• [Given instruction] Reply with one number: the count of lines in the data that hold the string "belters".

• [Dataset entries]
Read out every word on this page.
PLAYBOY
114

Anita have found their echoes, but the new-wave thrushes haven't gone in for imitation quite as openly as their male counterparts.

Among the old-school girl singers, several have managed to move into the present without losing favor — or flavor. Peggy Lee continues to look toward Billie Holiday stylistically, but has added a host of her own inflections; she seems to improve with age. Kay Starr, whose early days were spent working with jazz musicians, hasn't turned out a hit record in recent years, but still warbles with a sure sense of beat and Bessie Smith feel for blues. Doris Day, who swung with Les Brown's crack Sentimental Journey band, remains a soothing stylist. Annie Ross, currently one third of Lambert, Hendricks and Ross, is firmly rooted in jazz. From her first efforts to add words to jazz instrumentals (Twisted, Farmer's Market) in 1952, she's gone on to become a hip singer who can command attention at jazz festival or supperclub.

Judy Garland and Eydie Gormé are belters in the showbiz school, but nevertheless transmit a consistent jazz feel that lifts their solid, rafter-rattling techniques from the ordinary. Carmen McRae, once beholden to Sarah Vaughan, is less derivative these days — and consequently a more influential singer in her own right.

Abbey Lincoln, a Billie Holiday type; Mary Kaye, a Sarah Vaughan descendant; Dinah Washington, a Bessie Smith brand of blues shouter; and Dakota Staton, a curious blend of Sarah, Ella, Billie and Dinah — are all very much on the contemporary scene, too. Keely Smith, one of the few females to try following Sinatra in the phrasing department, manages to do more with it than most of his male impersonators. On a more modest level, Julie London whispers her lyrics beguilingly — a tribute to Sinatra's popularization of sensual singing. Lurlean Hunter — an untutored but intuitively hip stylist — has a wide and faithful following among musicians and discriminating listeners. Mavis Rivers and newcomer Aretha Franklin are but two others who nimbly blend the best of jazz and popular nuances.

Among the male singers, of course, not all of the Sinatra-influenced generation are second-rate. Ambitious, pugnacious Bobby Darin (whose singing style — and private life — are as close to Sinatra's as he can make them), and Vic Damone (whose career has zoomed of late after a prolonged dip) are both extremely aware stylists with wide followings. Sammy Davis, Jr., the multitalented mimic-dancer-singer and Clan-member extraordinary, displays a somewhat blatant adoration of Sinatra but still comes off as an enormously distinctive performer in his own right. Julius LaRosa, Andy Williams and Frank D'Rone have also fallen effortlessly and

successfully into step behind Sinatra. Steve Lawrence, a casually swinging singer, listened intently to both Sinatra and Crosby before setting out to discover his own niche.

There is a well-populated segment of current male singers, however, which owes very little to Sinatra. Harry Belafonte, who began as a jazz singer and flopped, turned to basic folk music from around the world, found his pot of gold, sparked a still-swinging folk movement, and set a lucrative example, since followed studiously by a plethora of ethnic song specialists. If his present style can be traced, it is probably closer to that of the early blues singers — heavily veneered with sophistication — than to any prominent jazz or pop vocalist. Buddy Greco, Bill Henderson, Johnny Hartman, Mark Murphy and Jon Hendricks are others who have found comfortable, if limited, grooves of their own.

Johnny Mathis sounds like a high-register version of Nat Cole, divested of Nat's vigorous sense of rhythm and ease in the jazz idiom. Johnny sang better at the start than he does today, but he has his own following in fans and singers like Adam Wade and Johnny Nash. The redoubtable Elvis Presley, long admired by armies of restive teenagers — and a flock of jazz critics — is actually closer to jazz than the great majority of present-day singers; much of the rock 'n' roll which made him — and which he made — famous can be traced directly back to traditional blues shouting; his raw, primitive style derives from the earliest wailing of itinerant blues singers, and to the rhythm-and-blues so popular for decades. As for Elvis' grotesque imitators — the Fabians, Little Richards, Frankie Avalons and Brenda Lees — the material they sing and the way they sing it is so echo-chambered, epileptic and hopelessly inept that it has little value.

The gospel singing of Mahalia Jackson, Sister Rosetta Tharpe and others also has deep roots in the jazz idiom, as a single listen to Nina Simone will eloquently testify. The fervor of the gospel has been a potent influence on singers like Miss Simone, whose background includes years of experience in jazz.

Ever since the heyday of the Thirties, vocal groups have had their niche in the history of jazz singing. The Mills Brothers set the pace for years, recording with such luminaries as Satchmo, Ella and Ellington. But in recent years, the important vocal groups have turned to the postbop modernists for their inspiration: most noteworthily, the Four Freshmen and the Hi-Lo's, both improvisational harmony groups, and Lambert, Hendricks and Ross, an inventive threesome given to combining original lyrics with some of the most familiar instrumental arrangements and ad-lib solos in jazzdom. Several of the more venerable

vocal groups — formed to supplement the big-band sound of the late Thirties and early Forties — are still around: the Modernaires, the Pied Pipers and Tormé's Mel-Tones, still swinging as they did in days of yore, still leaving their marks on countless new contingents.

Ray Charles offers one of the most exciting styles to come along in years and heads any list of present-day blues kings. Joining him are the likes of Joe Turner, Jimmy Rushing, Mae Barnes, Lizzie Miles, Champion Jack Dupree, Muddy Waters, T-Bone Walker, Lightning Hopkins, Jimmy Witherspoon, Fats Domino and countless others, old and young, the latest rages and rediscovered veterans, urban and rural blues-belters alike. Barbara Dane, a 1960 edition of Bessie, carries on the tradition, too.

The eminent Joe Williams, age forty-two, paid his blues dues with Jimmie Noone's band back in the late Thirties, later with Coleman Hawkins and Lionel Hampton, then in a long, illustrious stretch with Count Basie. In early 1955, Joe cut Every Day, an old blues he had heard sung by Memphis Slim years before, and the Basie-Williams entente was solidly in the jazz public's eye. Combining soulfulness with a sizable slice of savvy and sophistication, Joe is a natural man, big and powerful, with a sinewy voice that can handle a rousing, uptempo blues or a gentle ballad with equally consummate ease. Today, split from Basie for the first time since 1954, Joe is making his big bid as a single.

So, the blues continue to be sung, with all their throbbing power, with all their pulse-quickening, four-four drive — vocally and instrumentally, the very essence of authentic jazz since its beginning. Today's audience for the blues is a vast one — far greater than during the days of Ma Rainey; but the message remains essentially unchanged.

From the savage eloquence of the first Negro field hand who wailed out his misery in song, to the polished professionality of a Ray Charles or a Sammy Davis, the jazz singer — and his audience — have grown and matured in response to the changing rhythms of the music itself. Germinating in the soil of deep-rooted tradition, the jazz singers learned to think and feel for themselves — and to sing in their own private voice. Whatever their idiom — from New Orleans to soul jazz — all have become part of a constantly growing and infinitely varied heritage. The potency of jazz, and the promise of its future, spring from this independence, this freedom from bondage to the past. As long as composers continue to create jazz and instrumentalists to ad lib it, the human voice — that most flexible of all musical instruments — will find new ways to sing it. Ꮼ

• [Completed exercise] 2